= Brief =
Repeat the material exactly, every line of it.

= Material shown =
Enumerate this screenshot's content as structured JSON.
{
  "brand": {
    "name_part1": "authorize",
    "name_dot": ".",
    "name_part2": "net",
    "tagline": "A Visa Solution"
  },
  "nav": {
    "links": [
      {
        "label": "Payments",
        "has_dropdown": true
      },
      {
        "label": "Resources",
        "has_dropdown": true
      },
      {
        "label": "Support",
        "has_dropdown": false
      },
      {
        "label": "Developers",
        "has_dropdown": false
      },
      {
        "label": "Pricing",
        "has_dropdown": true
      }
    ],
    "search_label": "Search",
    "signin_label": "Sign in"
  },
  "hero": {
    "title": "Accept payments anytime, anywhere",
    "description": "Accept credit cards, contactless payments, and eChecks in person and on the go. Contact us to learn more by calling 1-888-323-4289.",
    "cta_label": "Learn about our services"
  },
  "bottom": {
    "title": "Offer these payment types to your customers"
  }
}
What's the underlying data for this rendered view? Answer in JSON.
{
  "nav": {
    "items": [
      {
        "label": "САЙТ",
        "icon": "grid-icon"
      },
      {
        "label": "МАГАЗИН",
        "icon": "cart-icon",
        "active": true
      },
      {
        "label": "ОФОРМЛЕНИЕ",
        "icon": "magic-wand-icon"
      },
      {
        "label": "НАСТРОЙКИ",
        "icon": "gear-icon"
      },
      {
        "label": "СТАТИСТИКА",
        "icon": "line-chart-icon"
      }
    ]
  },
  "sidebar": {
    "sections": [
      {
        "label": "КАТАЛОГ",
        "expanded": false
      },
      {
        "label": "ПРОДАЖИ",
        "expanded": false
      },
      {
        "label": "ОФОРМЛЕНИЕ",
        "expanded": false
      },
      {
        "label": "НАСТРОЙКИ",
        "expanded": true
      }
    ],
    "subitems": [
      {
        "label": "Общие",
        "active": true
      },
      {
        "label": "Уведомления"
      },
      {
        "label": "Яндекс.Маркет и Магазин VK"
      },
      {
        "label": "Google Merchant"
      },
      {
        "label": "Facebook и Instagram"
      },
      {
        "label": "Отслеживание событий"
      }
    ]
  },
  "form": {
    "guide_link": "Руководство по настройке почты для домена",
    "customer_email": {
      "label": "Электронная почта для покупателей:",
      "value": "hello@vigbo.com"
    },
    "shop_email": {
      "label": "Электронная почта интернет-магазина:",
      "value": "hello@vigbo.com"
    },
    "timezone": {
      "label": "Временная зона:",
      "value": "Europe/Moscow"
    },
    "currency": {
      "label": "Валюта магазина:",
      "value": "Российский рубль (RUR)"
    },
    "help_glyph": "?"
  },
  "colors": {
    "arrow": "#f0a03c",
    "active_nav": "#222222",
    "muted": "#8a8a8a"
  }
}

= Full solution =
Enumerate this screenshot's content as structured JSON.
{
  "brand": {
    "name_part1": "authorize",
    "name_dot": ".",
    "name_part2": "net",
    "tagline": "A Visa Solution"
  },
  "nav": {
    "links": [
      {
        "label": "Payments",
        "has_dropdown": true
      },
      {
        "label": "Resources",
        "has_dropdown": true
      },
      {
        "label": "Support",
        "has_dropdown": false
      },
      {
        "label": "Developers",
        "has_dropdown": false
      },
      {
        "label": "Pricing",
        "has_dropdown": true
      }
    ],
    "search_label": "Search",
    "signin_label": "Sign in"
  },
  "hero": {
    "title": "Accept payments anytime, anywhere",
    "description": "Accept credit cards, contactless payments, and eChecks in person and on the go. Contact us to learn more by calling 1-888-323-4289.",
    "cta_label": "Learn about our services"
  },
  "bottom": {
    "title": "Offer these payment types to your customers"
  }
}
What's the underlying data for this rendered view? Answer in JSON.
{
  "nav": {
    "items": [
      {
        "label": "САЙТ",
        "icon": "grid-icon"
      },
      {
        "label": "МАГАЗИН",
        "icon": "cart-icon",
        "active": true
      },
      {
        "label": "ОФОРМЛЕНИЕ",
        "icon": "magic-wand-icon"
      },
      {
        "label": "НАСТРОЙКИ",
        "icon": "gear-icon"
      },
      {
        "label": "СТАТИСТИКА",
        "icon": "line-chart-icon"
      }
    ]
  },
  "sidebar": {
    "sections": [
      {
        "label": "КАТАЛОГ",
        "expanded": false
      },
      {
        "label": "ПРОДАЖИ",
        "expanded": false
      },
      {
        "label": "ОФОРМЛЕНИЕ",
        "expanded": false
      },
      {
        "label": "НАСТРОЙКИ",
        "expanded": true
      }
    ],
    "subitems": [
      {
        "label": "Общие",
        "active": true
      },
      {
        "label": "Уведомления"
      },
      {
        "label": "Яндекс.Маркет и Магазин VK"
      },
      {
        "label": "Google Merchant"
      },
      {
        "label": "Facebook и Instagram"
      },
      {
        "label": "Отслеживание событий"
      }
    ]
  },
  "form": {
    "guide_link": "Руководство по настройке почты для домена",
    "customer_email": {
      "label": "Электронная почта для покупателей:",
      "value": "hello@vigbo.com"
    },
    "shop_email": {
      "label": "Электронная почта интернет-магазина:",
      "value": "hello@vigbo.com"
    },
    "timezone": {
      "label": "Временная зона:",
      "value": "Europe/Moscow"
    },
    "currency": {
      "label": "Валюта магазина:",
      "value": "Российский рубль (RUR)"
    },
    "help_glyph": "?"
  },
  "colors": {
    "arrow": "#f0a03c",
    "active_nav": "#222222",
    "muted": "#8a8a8a"
  }
}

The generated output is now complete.